▸ Task requirements: Take the data that follows and retype it word for word.

▸ Data in this exercise:
---+---

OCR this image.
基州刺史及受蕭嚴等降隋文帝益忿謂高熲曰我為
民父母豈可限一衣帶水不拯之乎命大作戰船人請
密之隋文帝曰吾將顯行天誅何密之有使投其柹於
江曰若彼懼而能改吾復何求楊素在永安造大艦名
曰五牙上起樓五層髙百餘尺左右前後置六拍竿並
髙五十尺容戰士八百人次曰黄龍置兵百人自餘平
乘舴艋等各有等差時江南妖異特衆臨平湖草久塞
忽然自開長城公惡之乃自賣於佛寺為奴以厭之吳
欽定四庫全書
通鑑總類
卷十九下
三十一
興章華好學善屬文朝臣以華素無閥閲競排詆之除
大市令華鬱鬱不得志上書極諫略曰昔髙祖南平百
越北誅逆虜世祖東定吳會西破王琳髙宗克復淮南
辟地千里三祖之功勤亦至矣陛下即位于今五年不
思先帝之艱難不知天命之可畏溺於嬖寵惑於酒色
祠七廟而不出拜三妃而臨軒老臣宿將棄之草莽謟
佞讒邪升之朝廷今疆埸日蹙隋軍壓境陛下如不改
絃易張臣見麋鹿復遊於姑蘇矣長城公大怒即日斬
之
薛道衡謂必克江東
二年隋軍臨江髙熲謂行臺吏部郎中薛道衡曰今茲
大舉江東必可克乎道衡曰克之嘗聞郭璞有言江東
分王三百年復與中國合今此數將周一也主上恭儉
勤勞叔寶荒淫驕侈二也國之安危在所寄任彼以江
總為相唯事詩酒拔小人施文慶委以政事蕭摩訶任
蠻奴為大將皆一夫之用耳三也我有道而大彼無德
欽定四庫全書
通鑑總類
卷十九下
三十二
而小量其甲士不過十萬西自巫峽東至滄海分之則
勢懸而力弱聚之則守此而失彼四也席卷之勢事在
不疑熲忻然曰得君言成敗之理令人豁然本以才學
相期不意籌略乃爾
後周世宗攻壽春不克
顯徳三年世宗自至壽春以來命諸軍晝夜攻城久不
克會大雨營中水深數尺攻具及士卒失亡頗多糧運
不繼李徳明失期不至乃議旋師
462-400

---+---

▸ Exercise solution:
OCR this image.
基州刺史及受蕭嚴等降隋文帝益忿謂高熲曰我為
民父母豈可限一衣帶水不拯之乎命大作戰船人請
密之隋文帝曰吾將顯行天誅何密之有使投其柹於
江曰若彼懼而能改吾復何求楊素在永安造大艦名
曰五牙上起樓五層髙百餘尺左右前後置六拍竿並
髙五十尺容戰士八百人次曰黄龍置兵百人自餘平
乘舴艋等各有等差時江南妖異特衆臨平湖草久塞
忽然自開長城公惡之乃自賣於佛寺為奴以厭之吳
欽定四庫全書
通鑑總類
卷十九下
三十一
興章華好學善屬文朝臣以華素無閥閲競排詆之除
大市令華鬱鬱不得志上書極諫略曰昔髙祖南平百
越北誅逆虜世祖東定吳會西破王琳髙宗克復淮南
辟地千里三祖之功勤亦至矣陛下即位于今五年不
思先帝之艱難不知天命之可畏溺於嬖寵惑於酒色
祠七廟而不出拜三妃而臨軒老臣宿將棄之草莽謟
佞讒邪升之朝廷今疆埸日蹙隋軍壓境陛下如不改
絃易張臣見麋鹿復遊於姑蘇矣長城公大怒即日斬
之
薛道衡謂必克江東
二年隋軍臨江髙熲謂行臺吏部郎中薛道衡曰今茲
大舉江東必可克乎道衡曰克之嘗聞郭璞有言江東
分王三百年復與中國合今此數將周一也主上恭儉
勤勞叔寶荒淫驕侈二也國之安危在所寄任彼以江
總為相唯事詩酒拔小人施文慶委以政事蕭摩訶任
蠻奴為大將皆一夫之用耳三也我有道而大彼無德
欽定四庫全書
通鑑總類
卷十九下
三十二
而小量其甲士不過十萬西自巫峽東至滄海分之則
勢懸而力弱聚之則守此而失彼四也席卷之勢事在
不疑熲忻然曰得君言成敗之理令人豁然本以才學
相期不意籌略乃爾
後周世宗攻壽春不克
顯徳三年世宗自至壽春以來命諸軍晝夜攻城久不
克會大雨營中水深數尺攻具及士卒失亡頗多糧運
不繼李徳明失期不至乃議旋師
462-400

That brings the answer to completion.